Reading passage >>
□ □ □ □ □ □ □

In addition, what is considered a kiosk is evolving with today's technology. For example, digital signs now provide advertisements and mechanisms for users to interact with the displays to perform transactions. Such mechanisms include blue tooth communication, Near Field Communication (NFC), Quick Response (QR) code scanning, WiFi communication, and the like.
Self-Service terminal kiosks that accept cash and coins generally require application level control over when the currency accepting devices are enabled for accepting inputs (notes and coins) and when they are disabled from accepting input. For example, when an item has been successfully purchased and (if necessary) bagged, then the cash devices might be enabled for input allowing the shopper to quickly begin finalization by directly inserting cash/coins rather than going through a series of touch screen interactions that enable the system to accept cash. Likewise, when the self-service system is busy with operations such as responding to security condition then the cash devices may need to be disabled to prevent the shopper from beginning a finalization process by inserting notes/coins.

□ □ □ □ □ □ □

Request >> Edit the passage on self-service kiosks from "Self-Service terminal kiosks" up to and including "by inserting notes/coins.", swapping "shopper" for "customer". You won't need the records for this.

□ □ □ □ □ □ □

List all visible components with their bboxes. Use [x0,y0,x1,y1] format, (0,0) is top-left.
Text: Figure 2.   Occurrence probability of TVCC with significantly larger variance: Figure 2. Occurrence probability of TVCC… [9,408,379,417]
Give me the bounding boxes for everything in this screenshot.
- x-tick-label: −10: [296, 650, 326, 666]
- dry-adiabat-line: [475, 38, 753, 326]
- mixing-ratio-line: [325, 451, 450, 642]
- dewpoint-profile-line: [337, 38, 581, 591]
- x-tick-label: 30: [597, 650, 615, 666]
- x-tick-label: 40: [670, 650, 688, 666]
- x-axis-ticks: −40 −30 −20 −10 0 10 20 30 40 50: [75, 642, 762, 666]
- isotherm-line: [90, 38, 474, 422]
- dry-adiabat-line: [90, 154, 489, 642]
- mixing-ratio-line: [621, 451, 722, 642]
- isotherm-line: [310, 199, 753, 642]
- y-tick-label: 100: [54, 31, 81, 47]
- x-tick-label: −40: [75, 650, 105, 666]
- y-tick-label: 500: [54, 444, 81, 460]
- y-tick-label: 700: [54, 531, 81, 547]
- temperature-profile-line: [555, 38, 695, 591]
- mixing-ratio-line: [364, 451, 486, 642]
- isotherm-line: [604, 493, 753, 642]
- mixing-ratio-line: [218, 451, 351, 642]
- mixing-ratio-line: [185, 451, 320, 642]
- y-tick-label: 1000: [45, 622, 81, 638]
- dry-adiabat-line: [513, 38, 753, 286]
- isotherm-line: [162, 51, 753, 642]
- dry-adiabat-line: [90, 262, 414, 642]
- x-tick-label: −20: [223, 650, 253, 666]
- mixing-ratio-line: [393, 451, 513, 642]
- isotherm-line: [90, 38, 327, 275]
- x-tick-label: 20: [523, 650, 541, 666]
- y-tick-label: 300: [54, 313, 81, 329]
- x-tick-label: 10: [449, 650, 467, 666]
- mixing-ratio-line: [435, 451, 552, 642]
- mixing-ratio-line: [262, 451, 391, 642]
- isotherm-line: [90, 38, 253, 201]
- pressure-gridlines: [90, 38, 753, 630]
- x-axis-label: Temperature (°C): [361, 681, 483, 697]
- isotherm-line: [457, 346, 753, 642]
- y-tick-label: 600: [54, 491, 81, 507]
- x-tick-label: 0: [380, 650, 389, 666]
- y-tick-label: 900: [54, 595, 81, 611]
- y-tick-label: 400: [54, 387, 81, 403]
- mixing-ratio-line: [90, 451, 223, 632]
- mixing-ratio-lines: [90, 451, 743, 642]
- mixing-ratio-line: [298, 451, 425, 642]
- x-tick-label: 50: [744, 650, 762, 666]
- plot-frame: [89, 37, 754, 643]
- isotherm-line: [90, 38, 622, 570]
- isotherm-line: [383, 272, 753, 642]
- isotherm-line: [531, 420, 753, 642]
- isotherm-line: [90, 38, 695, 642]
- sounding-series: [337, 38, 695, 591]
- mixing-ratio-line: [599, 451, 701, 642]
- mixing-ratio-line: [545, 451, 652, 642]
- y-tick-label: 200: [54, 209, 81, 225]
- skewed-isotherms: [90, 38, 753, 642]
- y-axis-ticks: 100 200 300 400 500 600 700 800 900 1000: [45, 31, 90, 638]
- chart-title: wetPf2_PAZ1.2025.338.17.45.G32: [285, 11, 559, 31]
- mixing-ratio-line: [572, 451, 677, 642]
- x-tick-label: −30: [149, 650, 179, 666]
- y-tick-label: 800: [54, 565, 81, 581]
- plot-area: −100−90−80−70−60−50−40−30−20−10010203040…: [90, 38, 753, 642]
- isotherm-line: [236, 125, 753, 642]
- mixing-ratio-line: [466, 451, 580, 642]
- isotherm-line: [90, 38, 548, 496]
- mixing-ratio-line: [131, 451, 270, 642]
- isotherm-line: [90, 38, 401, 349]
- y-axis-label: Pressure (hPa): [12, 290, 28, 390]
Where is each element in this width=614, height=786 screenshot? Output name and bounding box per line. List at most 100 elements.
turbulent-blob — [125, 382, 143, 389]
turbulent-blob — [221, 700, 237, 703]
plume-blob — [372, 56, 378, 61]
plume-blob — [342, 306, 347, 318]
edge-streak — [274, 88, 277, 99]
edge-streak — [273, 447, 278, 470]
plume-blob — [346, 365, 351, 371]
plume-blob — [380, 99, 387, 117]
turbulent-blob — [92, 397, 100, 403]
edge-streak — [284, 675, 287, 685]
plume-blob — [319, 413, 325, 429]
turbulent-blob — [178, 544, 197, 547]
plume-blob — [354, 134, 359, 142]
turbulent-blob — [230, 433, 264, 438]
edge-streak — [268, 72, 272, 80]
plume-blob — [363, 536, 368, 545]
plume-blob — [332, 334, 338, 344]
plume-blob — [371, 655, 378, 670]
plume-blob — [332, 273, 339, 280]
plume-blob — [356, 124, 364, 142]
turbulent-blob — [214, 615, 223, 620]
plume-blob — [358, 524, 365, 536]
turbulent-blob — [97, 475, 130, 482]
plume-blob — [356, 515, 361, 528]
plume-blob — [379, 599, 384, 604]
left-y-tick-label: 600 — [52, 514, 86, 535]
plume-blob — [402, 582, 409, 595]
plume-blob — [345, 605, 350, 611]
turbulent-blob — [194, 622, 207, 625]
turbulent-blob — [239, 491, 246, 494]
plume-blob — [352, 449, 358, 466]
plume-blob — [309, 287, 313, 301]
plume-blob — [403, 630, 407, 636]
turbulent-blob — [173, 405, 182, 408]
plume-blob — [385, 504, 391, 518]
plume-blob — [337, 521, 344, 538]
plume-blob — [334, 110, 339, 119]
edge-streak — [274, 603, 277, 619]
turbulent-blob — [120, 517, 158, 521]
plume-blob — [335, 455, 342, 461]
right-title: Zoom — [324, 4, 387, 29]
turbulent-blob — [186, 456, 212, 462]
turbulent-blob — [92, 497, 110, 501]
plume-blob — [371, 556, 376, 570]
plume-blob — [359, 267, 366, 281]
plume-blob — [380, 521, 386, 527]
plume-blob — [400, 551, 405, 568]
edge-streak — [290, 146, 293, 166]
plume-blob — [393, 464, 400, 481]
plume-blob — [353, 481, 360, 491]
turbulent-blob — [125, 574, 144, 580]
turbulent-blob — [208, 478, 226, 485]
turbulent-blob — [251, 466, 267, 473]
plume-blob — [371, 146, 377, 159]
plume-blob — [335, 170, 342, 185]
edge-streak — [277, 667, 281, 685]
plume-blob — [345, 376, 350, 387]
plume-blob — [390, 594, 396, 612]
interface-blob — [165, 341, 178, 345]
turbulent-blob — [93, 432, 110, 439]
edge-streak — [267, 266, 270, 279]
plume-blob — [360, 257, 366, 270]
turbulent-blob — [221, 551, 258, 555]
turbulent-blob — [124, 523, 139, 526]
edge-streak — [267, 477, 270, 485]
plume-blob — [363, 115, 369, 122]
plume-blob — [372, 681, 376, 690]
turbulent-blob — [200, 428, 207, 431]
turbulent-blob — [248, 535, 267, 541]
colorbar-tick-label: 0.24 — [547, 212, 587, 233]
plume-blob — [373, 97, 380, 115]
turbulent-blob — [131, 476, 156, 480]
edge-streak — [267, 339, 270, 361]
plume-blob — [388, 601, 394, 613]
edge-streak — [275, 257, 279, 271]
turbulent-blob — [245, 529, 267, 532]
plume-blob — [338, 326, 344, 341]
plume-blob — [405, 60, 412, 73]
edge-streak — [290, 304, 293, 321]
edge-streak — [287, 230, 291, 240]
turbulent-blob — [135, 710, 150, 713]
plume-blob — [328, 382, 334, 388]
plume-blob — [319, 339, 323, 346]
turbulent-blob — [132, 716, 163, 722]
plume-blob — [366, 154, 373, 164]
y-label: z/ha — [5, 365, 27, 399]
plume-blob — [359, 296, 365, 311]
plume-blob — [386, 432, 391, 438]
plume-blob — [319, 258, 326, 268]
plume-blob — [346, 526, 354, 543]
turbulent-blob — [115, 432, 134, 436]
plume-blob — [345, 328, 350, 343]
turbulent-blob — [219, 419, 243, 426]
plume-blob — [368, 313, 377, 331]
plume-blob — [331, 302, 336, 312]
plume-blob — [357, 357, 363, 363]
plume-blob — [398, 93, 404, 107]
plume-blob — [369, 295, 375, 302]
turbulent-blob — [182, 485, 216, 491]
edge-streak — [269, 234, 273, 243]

□ □ □ □ □ □ □

Solution to this task >>
Self-Service terminal kiosks that accept cash and coins generally require application level control over when the currency accepting devices are enabled for accepting inputs (notes and coins) and when they are disabled from accepting input. For example, when an item has been successfully purchased and (if necessary) bagged, then the cash devices might be enabled for input allowing the customer to quickly begin finalization by directly inserting cash/coins rather than going through a series of touch screen interactions that enable the system to accept cash. Likewise, when the self-service system is busy with operations such as responding to security condition then the cash devices may need to be disabled to prevent the customer from beginning a finalization process by inserting notes/coins.